▶ REQUIREMENTS
Filter these entries so that only lines with the word "this" remain.
— start ITEMS —
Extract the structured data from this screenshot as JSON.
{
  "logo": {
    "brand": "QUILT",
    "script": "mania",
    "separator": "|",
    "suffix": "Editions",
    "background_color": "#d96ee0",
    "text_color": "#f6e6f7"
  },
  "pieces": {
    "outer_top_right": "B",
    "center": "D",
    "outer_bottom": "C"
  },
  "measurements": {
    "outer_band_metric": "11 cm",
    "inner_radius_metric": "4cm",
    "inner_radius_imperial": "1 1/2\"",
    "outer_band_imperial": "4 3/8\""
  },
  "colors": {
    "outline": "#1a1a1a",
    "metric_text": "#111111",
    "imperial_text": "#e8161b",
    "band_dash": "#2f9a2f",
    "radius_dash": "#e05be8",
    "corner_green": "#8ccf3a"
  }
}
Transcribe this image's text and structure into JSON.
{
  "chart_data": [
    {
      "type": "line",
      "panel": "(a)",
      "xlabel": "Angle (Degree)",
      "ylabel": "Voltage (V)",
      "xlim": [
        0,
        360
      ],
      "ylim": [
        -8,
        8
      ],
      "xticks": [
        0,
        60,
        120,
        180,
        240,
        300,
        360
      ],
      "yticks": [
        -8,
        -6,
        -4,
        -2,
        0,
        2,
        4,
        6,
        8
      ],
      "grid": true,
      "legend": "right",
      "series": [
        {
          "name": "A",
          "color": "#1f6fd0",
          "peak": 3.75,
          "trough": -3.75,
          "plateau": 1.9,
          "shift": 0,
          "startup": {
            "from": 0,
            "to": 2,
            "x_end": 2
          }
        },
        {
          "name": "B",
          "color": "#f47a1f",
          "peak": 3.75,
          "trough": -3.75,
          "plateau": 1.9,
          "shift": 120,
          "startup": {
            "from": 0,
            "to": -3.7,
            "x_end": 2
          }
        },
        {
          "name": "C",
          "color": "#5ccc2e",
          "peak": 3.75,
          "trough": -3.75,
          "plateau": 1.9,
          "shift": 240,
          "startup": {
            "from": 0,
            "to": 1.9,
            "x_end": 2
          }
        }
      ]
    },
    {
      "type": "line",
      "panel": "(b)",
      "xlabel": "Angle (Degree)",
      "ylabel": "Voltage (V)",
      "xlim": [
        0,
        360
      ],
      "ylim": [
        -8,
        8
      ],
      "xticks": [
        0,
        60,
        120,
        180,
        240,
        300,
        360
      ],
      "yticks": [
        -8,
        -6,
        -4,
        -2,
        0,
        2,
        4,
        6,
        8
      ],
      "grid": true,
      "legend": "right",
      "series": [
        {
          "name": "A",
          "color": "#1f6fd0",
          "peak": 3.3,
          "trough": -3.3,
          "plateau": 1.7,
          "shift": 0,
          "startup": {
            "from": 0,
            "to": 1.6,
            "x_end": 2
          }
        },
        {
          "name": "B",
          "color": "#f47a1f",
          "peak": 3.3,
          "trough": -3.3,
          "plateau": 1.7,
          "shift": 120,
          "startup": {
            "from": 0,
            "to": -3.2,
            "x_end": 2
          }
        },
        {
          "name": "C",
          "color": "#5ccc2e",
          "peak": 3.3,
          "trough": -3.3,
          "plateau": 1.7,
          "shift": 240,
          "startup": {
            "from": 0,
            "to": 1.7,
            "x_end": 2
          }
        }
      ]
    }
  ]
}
— end ITEMS —
— start ITEMS —
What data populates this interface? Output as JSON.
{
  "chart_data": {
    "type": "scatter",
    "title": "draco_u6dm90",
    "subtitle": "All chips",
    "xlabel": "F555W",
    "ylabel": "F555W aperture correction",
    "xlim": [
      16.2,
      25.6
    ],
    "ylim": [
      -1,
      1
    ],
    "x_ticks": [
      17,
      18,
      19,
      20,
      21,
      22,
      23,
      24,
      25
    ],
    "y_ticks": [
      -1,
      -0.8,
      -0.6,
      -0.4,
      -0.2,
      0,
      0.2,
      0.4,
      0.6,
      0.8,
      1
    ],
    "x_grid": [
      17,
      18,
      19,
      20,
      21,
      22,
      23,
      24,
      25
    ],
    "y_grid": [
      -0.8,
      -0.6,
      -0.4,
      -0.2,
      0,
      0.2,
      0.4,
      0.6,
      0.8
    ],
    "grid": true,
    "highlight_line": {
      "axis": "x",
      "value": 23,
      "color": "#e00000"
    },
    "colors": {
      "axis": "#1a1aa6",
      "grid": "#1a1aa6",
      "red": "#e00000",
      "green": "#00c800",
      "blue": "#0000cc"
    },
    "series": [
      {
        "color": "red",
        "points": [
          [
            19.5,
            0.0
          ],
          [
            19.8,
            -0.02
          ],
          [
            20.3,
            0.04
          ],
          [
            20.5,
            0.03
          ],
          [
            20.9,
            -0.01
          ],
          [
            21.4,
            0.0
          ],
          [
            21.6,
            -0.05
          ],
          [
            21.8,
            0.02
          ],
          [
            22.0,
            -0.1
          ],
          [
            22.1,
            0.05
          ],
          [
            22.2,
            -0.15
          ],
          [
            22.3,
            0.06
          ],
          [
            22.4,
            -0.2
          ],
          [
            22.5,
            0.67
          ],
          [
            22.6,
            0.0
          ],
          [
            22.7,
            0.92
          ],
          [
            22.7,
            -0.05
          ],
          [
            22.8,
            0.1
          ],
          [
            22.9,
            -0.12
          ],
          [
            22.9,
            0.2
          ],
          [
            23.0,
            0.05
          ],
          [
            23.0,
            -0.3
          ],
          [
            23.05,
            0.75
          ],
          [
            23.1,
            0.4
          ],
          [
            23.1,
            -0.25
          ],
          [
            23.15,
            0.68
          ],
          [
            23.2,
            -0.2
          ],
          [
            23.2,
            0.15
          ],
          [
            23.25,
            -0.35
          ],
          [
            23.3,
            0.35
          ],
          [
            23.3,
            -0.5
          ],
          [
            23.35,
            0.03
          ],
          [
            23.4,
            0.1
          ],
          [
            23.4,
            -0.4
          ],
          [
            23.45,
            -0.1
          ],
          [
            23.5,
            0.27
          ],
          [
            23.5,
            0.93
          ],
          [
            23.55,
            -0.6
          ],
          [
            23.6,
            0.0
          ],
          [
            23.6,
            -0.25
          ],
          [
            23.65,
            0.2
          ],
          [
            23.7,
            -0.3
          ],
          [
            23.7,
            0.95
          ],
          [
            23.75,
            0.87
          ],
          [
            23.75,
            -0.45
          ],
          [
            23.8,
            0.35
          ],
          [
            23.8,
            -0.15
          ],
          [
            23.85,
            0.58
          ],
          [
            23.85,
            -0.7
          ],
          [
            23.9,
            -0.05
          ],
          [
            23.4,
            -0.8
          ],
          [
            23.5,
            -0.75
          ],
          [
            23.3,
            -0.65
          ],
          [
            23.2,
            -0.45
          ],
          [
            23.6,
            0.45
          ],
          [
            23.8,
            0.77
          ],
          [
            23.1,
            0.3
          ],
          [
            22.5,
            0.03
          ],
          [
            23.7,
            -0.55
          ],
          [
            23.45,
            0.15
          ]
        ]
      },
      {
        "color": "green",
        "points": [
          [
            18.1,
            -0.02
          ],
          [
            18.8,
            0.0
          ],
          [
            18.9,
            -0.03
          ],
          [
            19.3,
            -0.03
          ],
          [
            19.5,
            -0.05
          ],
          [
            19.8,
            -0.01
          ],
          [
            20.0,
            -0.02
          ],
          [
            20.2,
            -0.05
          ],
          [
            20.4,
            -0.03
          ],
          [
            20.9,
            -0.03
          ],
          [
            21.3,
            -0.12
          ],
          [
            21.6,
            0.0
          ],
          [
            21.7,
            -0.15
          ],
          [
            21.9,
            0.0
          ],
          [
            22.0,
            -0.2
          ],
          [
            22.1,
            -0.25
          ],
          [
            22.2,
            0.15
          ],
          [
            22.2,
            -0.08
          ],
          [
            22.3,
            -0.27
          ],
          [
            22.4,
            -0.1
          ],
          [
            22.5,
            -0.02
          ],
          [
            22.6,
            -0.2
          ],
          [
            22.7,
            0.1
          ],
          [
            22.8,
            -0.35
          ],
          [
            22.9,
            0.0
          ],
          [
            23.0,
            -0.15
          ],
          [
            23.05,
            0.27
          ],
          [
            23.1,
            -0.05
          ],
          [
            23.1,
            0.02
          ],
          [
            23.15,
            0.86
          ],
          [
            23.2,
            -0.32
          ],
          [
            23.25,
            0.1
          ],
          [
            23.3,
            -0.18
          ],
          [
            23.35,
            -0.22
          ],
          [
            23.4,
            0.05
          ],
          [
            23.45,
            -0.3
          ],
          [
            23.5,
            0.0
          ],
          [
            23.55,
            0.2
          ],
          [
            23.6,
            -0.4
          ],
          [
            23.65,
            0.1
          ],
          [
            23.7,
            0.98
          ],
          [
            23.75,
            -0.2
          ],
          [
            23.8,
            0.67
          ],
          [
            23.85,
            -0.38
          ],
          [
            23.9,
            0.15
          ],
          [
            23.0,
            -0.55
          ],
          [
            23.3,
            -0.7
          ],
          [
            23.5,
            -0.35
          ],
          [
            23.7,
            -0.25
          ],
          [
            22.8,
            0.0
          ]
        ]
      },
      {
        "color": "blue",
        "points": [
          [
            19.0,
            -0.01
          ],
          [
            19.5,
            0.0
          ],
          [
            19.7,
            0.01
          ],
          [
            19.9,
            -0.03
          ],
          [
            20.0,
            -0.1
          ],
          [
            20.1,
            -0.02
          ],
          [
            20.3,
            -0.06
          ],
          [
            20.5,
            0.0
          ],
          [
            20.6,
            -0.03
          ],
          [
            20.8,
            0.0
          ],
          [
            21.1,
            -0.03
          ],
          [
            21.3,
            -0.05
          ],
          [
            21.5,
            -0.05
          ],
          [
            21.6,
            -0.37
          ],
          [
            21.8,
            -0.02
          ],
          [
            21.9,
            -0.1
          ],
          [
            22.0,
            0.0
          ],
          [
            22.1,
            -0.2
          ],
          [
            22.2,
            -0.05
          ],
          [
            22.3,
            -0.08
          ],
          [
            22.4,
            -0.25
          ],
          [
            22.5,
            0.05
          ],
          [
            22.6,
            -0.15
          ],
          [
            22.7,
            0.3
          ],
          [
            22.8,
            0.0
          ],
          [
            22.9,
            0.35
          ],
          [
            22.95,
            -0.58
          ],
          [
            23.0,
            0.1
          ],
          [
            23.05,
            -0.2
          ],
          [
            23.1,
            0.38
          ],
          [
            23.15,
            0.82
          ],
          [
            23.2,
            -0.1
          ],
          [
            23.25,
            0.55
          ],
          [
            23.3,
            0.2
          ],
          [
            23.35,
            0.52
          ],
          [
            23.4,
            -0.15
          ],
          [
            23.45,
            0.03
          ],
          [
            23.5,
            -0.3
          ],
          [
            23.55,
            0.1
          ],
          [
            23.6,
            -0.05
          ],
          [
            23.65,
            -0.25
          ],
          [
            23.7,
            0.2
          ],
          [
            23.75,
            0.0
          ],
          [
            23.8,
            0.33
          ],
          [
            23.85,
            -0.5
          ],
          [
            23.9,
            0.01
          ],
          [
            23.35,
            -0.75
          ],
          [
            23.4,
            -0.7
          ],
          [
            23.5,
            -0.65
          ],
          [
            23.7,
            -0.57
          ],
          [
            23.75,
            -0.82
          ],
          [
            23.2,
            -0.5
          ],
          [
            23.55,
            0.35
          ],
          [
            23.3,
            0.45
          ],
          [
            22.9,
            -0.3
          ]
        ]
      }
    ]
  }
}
— end ITEMS —
▶ THE RESPONSE
Extract the structured data from this screenshot as JSON.
Transcribe this image's text and structure into JSON.
What data populates this interface? Output as JSON.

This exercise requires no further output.